** Start of STORED DATA **

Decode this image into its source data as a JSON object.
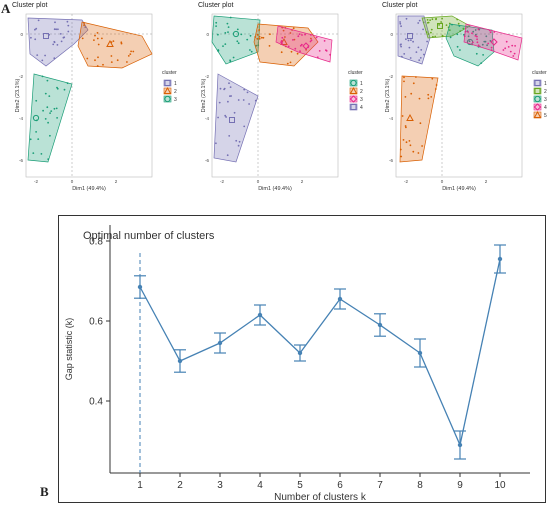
{
  "panels": {
    "a": "A",
    "b": "B"
  },
  "colors": {
    "c1": "#1b9e77",
    "c2": "#d95f02",
    "c3": "#7570b3",
    "c4": "#e7298a",
    "c5": "#66a61e",
    "gap": "#4682b4"
  },
  "mini_plots": [
    {
      "title": "Cluster plot",
      "xlabel": "Dim1 (49.4%)",
      "ylabel": "Dim2 (23.1%)",
      "legend_title": "cluster",
      "legend": [
        "1",
        "2",
        "3"
      ]
    },
    {
      "title": "Cluster plot",
      "xlabel": "Dim1 (49.4%)",
      "ylabel": "Dim2 (23.1%)",
      "legend_title": "cluster",
      "legend": [
        "1",
        "2",
        "3",
        "4"
      ]
    },
    {
      "title": "Cluster plot",
      "xlabel": "Dim1 (49.4%)",
      "ylabel": "Dim2 (23.1%)",
      "legend_title": "cluster",
      "legend": [
        "1",
        "2",
        "3",
        "4",
        "5"
      ]
    }
  ],
  "chart_data": {
    "type": "line",
    "title": "Optimal number of clusters",
    "xlabel": "Number of clusters k",
    "ylabel": "Gap statistic (k)",
    "x": [
      1,
      2,
      3,
      4,
      5,
      6,
      7,
      8,
      9,
      10
    ],
    "values": [
      0.685,
      0.5,
      0.545,
      0.615,
      0.52,
      0.655,
      0.59,
      0.52,
      0.29,
      0.755
    ],
    "errors": [
      0.028,
      0.028,
      0.025,
      0.025,
      0.02,
      0.025,
      0.028,
      0.035,
      0.035,
      0.035
    ],
    "optimal_k": 1,
    "ylim": [
      0.22,
      0.84
    ],
    "yticks": [
      0.4,
      0.6,
      0.8
    ],
    "xticks": [
      1,
      2,
      3,
      4,
      5,
      6,
      7,
      8,
      9,
      10
    ],
    "grid": false
  }
}
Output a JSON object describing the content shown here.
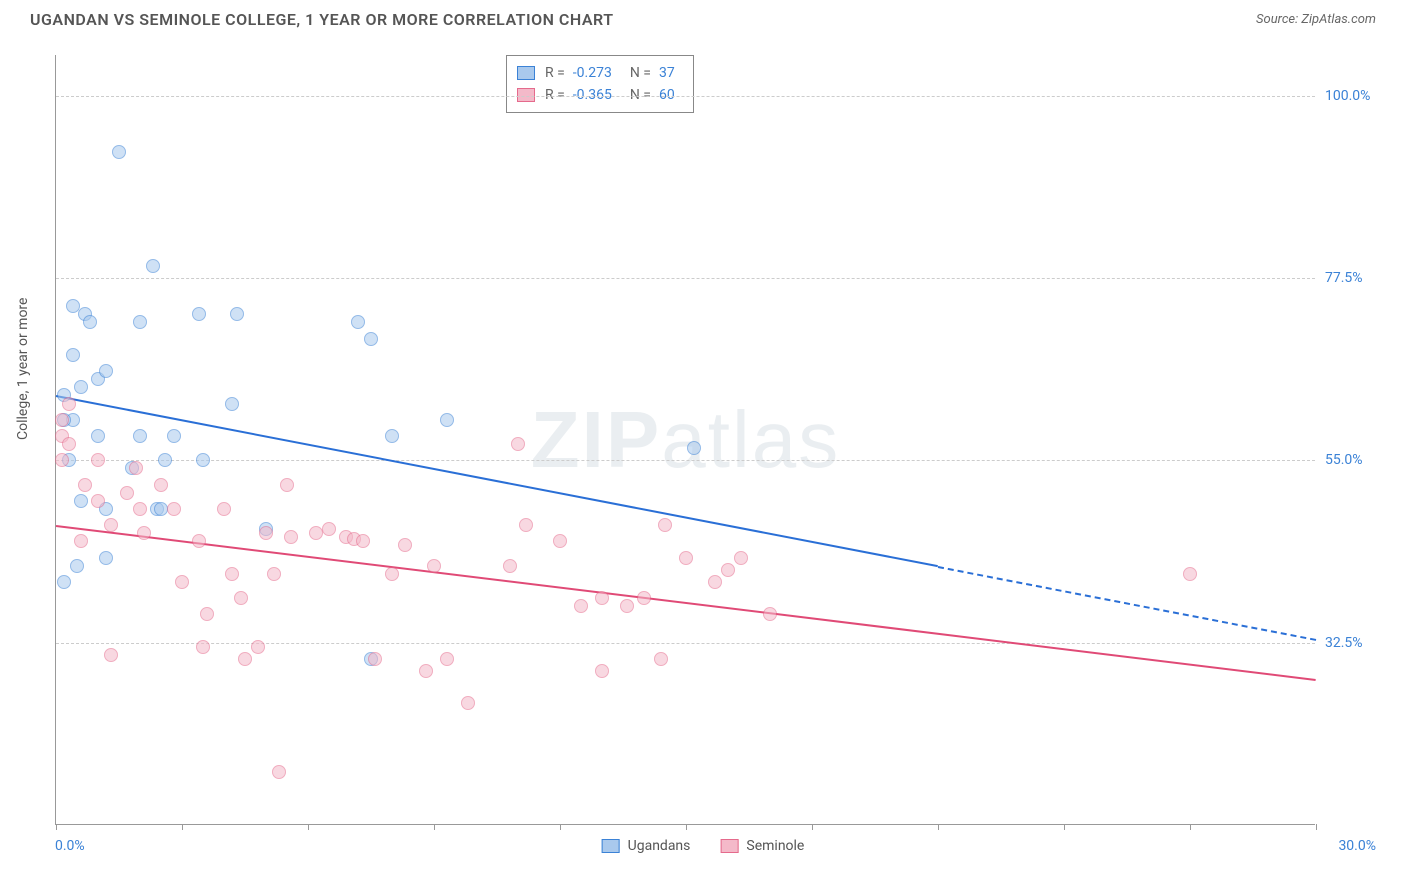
{
  "title": "UGANDAN VS SEMINOLE COLLEGE, 1 YEAR OR MORE CORRELATION CHART",
  "source": "Source: ZipAtlas.com",
  "watermark": {
    "bold": "ZIP",
    "light": "atlas"
  },
  "ylabel": "College, 1 year or more",
  "chart": {
    "type": "scatter",
    "background_color": "#ffffff",
    "grid_color": "#cccccc",
    "axis_color": "#999999",
    "tick_label_color": "#3b82d6",
    "xlim": [
      0,
      30
    ],
    "ylim": [
      10,
      105
    ],
    "xlim_labels": {
      "min": "0.0%",
      "max": "30.0%"
    },
    "ytick_values": [
      32.5,
      55.0,
      77.5,
      100.0
    ],
    "ytick_labels": [
      "32.5%",
      "55.0%",
      "77.5%",
      "100.0%"
    ],
    "xtick_values": [
      0,
      3,
      6,
      9,
      12,
      15,
      18,
      21,
      24,
      27,
      30
    ],
    "marker_radius": 7,
    "label_fontsize": 14,
    "title_fontsize": 16
  },
  "legend_top": {
    "rows": [
      {
        "swatch_fill": "#a9c9ed",
        "swatch_border": "#3b82d6",
        "r_label": "R =",
        "r_value": "-0.273",
        "n_label": "N =",
        "n_value": "37"
      },
      {
        "swatch_fill": "#f4b9c9",
        "swatch_border": "#e56a8c",
        "r_label": "R =",
        "r_value": "-0.365",
        "n_label": "N =",
        "n_value": "60"
      }
    ]
  },
  "legend_bottom": [
    {
      "label": "Ugandans",
      "swatch_fill": "#a9c9ed",
      "swatch_border": "#3b82d6"
    },
    {
      "label": "Seminole",
      "swatch_fill": "#f4b9c9",
      "swatch_border": "#e56a8c"
    }
  ],
  "series": [
    {
      "name": "Ugandans",
      "fill": "#a9c9ed",
      "stroke": "#3b82d6",
      "trend": {
        "start": [
          0,
          63
        ],
        "solid_end": [
          21,
          42
        ],
        "dash_end": [
          30,
          33
        ],
        "color": "#2a6fd6",
        "width": 2
      },
      "points": [
        [
          1.5,
          93
        ],
        [
          2.3,
          79
        ],
        [
          0.7,
          73
        ],
        [
          0.4,
          68
        ],
        [
          0.8,
          72
        ],
        [
          2.0,
          72
        ],
        [
          3.4,
          73
        ],
        [
          4.3,
          73
        ],
        [
          0.2,
          63
        ],
        [
          0.4,
          60
        ],
        [
          1.0,
          65
        ],
        [
          1.2,
          66
        ],
        [
          2.8,
          58
        ],
        [
          4.2,
          62
        ],
        [
          1.8,
          54
        ],
        [
          2.6,
          55
        ],
        [
          0.6,
          50
        ],
        [
          2.4,
          49
        ],
        [
          0.3,
          55
        ],
        [
          7.2,
          72
        ],
        [
          7.5,
          70
        ],
        [
          8.0,
          58
        ],
        [
          5.0,
          46.5
        ],
        [
          9.3,
          60
        ],
        [
          1.2,
          43
        ],
        [
          0.2,
          40
        ],
        [
          15.2,
          56.5
        ],
        [
          7.5,
          30.5
        ],
        [
          0.5,
          42
        ],
        [
          1.0,
          58
        ],
        [
          0.2,
          60
        ],
        [
          0.6,
          64
        ],
        [
          0.4,
          74
        ],
        [
          2.0,
          58
        ],
        [
          1.2,
          49
        ],
        [
          2.5,
          49
        ],
        [
          3.5,
          55
        ]
      ]
    },
    {
      "name": "Seminole",
      "fill": "#f4b9c9",
      "stroke": "#e56a8c",
      "trend": {
        "start": [
          0,
          47
        ],
        "solid_end": [
          30,
          28
        ],
        "dash_end": null,
        "color": "#e04a76",
        "width": 2
      },
      "points": [
        [
          0.15,
          58
        ],
        [
          0.15,
          55
        ],
        [
          0.15,
          60
        ],
        [
          0.3,
          57
        ],
        [
          0.3,
          62
        ],
        [
          0.6,
          45
        ],
        [
          0.7,
          52
        ],
        [
          1.0,
          50
        ],
        [
          1.0,
          55
        ],
        [
          1.3,
          47
        ],
        [
          1.7,
          51
        ],
        [
          1.9,
          54
        ],
        [
          1.3,
          31
        ],
        [
          2.0,
          49
        ],
        [
          2.1,
          46
        ],
        [
          2.5,
          52
        ],
        [
          2.8,
          49
        ],
        [
          3.0,
          40
        ],
        [
          3.4,
          45
        ],
        [
          3.5,
          32
        ],
        [
          3.6,
          36
        ],
        [
          4.0,
          49
        ],
        [
          4.2,
          41
        ],
        [
          4.4,
          38
        ],
        [
          4.5,
          30.5
        ],
        [
          4.8,
          32
        ],
        [
          5.0,
          46
        ],
        [
          5.2,
          41
        ],
        [
          5.3,
          16.5
        ],
        [
          5.5,
          52
        ],
        [
          5.6,
          45.5
        ],
        [
          6.2,
          46
        ],
        [
          6.5,
          46.5
        ],
        [
          6.9,
          45.5
        ],
        [
          7.1,
          45.3
        ],
        [
          7.3,
          45
        ],
        [
          7.6,
          30.5
        ],
        [
          8.0,
          41
        ],
        [
          8.3,
          44.5
        ],
        [
          8.8,
          29
        ],
        [
          9.3,
          30.5
        ],
        [
          9.0,
          42
        ],
        [
          9.8,
          25
        ],
        [
          10.8,
          42
        ],
        [
          11.0,
          57
        ],
        [
          11.2,
          47
        ],
        [
          12.0,
          45
        ],
        [
          12.5,
          37
        ],
        [
          13.0,
          38
        ],
        [
          13.0,
          29
        ],
        [
          13.6,
          37
        ],
        [
          14.0,
          38
        ],
        [
          14.4,
          30.5
        ],
        [
          14.5,
          47
        ],
        [
          15.0,
          43
        ],
        [
          15.7,
          40
        ],
        [
          16.0,
          41.5
        ],
        [
          16.3,
          43
        ],
        [
          17.0,
          36
        ],
        [
          27.0,
          41
        ]
      ]
    }
  ]
}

** End of STORED DATA **

* [PROBLEM TO WORK ON]:
Gather all the lines that include the word "object" and copy them out.

* [RESULT FOR THIS EXERCISE]:
Decode this image into its source data as a JSON object.
Output a JSON object describing the content shown here.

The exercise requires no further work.